::: Record set
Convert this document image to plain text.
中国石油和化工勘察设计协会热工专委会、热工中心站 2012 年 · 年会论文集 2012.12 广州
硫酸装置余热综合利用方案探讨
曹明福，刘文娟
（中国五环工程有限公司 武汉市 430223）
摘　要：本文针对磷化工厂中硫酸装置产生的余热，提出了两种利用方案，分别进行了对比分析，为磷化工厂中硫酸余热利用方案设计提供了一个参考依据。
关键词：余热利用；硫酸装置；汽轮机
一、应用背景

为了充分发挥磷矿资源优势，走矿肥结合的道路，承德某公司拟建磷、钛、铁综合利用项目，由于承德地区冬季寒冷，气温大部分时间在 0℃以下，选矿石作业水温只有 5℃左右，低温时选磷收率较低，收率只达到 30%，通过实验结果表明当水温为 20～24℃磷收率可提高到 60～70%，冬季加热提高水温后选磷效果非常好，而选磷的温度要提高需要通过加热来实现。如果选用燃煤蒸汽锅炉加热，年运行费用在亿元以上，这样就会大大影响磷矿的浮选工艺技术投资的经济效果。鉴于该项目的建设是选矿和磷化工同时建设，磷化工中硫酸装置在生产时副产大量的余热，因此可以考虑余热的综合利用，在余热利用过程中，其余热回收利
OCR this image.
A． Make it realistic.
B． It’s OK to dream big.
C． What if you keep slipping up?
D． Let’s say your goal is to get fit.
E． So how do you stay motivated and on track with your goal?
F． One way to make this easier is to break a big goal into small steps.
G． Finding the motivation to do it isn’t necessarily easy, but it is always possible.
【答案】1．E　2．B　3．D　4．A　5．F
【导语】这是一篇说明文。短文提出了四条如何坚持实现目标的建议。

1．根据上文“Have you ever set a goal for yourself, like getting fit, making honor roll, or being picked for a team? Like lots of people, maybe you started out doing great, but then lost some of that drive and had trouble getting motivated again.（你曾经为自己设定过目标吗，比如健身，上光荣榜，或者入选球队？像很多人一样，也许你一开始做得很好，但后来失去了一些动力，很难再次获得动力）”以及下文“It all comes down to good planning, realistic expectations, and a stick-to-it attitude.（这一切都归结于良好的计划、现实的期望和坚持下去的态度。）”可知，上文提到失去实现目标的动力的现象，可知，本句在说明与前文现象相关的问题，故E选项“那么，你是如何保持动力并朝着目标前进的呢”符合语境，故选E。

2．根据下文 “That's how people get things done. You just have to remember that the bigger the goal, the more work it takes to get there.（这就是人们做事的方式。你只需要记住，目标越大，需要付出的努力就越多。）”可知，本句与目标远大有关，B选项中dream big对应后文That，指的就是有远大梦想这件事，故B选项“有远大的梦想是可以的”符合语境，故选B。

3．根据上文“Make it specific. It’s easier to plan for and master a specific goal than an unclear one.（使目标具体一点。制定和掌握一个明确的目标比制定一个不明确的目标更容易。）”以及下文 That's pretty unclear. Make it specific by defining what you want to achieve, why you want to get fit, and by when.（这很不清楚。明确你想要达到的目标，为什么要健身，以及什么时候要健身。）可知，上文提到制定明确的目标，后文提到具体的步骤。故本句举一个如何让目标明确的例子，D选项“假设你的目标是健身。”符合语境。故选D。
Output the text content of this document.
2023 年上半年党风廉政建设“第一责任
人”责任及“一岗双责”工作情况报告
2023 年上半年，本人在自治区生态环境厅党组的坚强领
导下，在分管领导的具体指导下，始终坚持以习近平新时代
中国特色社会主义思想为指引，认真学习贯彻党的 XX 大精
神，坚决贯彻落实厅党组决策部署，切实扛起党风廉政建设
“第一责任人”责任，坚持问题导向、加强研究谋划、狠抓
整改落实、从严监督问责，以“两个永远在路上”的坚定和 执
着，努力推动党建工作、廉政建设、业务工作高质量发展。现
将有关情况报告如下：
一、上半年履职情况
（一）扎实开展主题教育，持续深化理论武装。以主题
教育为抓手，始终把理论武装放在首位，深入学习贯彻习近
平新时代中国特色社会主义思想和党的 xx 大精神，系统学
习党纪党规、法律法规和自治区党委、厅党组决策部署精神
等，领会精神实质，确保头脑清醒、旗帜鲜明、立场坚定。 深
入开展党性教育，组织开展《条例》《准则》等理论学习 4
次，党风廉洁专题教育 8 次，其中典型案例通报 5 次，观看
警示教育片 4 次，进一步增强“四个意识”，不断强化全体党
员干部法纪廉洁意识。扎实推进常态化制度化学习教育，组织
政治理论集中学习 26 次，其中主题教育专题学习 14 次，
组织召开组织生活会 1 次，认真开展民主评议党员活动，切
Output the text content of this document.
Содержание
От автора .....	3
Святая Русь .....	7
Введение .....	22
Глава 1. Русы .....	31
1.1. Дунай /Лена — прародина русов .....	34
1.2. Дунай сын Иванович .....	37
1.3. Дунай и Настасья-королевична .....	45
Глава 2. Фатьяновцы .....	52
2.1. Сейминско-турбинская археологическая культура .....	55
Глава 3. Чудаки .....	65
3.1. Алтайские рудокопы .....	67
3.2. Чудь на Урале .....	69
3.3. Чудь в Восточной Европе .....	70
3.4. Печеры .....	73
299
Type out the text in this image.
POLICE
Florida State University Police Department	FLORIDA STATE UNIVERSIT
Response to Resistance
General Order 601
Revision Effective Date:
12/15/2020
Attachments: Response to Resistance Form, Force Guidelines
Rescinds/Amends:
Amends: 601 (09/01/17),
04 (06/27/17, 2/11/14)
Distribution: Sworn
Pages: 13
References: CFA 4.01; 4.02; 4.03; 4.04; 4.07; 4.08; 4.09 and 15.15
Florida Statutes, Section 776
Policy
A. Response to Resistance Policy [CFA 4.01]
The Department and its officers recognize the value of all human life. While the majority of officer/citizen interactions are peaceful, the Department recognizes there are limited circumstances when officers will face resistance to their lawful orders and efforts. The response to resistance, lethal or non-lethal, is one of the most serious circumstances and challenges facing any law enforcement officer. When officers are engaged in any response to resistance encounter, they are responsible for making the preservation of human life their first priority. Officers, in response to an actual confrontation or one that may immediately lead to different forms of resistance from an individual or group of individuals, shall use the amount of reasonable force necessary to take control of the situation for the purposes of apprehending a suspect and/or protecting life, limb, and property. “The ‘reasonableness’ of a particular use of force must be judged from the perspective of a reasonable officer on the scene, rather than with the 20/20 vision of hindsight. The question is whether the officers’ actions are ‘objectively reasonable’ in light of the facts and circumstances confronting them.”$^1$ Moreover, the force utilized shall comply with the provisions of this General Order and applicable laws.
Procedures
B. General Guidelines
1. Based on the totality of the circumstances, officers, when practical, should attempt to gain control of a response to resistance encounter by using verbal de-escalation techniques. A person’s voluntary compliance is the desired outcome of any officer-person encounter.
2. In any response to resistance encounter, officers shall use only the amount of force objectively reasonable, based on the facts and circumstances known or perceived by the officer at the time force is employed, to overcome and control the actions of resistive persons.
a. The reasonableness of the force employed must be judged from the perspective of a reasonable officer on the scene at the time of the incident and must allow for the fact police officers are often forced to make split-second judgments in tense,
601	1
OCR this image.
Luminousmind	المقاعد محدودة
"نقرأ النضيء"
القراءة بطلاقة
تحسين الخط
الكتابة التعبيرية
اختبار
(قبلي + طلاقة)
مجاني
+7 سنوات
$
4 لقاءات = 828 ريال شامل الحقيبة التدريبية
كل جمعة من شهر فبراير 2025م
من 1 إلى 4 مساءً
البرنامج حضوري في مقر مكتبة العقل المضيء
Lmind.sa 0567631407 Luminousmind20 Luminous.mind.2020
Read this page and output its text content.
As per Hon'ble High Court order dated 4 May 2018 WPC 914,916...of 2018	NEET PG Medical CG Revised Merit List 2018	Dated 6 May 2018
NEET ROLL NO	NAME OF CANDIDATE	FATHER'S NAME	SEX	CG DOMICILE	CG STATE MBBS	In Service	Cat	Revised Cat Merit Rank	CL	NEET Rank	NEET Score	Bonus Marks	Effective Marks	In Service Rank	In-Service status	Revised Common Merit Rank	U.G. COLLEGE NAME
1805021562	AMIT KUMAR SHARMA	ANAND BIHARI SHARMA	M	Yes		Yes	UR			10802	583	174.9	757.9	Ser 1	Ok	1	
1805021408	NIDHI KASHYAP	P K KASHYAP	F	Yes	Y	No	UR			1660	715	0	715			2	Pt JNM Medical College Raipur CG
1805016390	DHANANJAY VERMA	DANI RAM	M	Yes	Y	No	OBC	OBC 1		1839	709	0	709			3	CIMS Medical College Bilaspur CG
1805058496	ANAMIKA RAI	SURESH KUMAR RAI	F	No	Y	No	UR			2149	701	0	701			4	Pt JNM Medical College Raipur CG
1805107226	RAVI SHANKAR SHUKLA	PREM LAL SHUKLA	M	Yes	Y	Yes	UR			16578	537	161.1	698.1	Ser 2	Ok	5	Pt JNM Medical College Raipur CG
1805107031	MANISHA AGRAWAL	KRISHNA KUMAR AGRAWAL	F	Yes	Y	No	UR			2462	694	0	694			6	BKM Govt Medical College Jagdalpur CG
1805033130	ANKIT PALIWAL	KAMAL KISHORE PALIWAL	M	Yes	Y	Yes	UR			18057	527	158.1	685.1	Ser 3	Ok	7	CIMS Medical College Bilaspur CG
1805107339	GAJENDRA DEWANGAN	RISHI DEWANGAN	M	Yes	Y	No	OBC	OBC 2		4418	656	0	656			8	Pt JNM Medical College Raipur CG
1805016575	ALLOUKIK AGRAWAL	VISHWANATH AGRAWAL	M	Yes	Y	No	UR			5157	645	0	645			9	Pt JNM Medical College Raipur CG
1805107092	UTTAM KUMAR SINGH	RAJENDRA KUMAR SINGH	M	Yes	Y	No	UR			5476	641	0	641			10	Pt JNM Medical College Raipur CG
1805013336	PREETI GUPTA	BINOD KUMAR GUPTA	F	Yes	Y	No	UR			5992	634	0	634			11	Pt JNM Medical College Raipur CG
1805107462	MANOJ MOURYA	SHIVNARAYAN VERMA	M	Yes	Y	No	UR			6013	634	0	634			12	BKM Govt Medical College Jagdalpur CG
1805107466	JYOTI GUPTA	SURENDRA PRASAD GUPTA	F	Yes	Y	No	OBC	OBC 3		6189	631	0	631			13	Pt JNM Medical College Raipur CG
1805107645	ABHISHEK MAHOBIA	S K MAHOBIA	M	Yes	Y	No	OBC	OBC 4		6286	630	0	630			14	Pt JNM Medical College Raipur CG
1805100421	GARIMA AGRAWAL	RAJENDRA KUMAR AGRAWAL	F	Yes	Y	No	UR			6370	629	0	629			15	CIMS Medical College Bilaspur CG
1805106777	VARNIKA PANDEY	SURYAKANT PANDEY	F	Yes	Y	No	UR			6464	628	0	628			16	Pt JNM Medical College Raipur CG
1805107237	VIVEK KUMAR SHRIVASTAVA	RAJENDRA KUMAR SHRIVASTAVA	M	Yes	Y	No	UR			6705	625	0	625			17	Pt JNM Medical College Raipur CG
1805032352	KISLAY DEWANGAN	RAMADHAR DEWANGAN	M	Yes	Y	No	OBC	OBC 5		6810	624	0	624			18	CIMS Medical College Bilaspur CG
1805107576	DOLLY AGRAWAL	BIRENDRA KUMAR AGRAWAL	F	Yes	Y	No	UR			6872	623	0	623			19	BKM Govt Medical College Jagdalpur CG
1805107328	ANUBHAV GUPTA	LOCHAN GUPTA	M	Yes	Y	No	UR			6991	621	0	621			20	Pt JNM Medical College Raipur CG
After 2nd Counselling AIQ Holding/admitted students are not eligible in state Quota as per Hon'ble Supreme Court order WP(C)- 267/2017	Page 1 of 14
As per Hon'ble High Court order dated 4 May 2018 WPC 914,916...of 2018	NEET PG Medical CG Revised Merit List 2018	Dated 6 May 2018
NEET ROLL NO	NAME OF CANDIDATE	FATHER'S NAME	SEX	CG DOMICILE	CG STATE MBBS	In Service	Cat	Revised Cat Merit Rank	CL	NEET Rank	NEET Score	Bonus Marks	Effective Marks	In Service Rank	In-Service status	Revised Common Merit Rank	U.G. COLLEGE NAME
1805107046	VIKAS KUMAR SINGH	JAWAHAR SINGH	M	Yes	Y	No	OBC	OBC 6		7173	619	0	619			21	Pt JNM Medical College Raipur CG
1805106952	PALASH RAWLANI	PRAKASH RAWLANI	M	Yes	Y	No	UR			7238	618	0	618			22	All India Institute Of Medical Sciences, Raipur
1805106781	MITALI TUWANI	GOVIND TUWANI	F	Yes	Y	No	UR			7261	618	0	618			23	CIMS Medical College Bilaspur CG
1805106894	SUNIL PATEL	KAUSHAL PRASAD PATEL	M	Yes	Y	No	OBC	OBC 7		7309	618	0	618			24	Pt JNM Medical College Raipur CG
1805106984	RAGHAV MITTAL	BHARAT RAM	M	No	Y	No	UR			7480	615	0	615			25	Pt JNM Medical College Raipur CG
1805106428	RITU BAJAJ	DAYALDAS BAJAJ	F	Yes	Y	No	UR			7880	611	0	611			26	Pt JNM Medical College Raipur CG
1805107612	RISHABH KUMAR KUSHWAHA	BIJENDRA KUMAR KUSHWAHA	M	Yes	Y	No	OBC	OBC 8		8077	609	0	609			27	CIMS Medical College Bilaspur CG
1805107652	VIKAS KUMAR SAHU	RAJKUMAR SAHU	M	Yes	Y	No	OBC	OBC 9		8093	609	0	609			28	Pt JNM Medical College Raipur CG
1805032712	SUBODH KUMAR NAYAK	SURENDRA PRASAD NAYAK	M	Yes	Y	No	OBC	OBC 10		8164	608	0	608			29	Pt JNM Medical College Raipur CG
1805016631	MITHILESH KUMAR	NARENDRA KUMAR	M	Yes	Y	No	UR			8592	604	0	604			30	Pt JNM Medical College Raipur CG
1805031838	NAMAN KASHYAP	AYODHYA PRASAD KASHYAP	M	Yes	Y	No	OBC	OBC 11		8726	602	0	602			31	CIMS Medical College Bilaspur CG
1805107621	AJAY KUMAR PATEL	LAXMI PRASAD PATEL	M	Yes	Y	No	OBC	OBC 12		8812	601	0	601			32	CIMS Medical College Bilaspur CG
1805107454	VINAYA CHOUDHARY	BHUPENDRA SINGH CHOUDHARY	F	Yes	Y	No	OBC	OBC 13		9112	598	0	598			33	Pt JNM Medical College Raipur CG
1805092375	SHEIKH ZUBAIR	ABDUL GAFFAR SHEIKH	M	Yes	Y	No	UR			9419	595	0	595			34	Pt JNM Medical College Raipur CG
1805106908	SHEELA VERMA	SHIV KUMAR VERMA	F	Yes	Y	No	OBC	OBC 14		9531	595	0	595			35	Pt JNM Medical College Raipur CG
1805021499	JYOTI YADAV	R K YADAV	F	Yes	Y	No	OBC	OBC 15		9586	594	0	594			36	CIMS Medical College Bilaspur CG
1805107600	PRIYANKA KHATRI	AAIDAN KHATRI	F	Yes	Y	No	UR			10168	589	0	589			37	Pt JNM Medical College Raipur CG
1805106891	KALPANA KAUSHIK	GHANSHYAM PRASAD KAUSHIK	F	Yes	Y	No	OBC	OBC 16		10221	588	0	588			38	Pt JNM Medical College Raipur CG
::::::
§ Task directions:
Check each line of the records for "Guidelines" and copy the ones that contain it.

§ Reply:
Attachments: Response to Resistance Form, Force Guidelines
B. General Guidelines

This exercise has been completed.